Material for this task:
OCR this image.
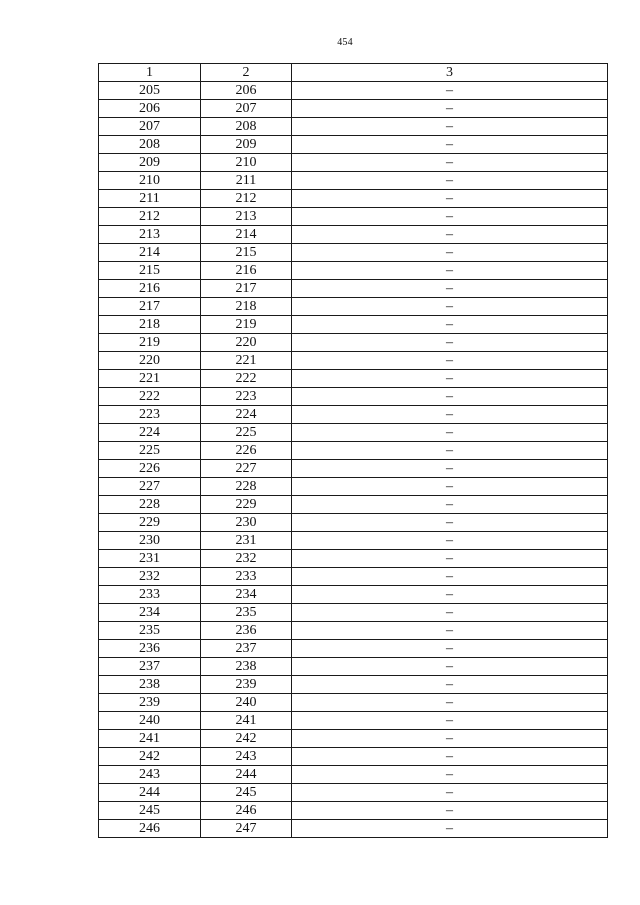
454
1	2	3
205	206	–
206	207	–
207	208	–
208	209	–
209	210	–
210	211	–
211	212	–
212	213	–
213	214	–
214	215	–
215	216	–
216	217	–
217	218	–
218	219	–
219	220	–
220	221	–
221	222	–
222	223	–
223	224	–
224	225	–
225	226	–
226	227	–
227	228	–
228	229	–
229	230	–
230	231	–
231	232	–
232	233	–
233	234	–
234	235	–
235	236	–
236	237	–
237	238	–
238	239	–
239	240	–
240	241	–
241	242	–
242	243	–
243	244	–
244	245	–
245	246	–
246	247	–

Aim of the exercise: Omit the pictures. Transcribe every record exactly.

Exercise result:
OCR this image.
454
1	2	3
205	206	–
206	207	–
207	208	–
208	209	–
209	210	–
210	211	–
211	212	–
212	213	–
213	214	–
214	215	–
215	216	–
216	217	–
217	218	–
218	219	–
219	220	–
220	221	–
221	222	–
222	223	–
223	224	–
224	225	–
225	226	–
226	227	–
227	228	–
228	229	–
229	230	–
230	231	–
231	232	–
232	233	–
233	234	–
234	235	–
235	236	–
236	237	–
237	238	–
238	239	–
239	240	–
240	241	–
241	242	–
242	243	–
243	244	–
244	245	–
245	246	–
246	247	–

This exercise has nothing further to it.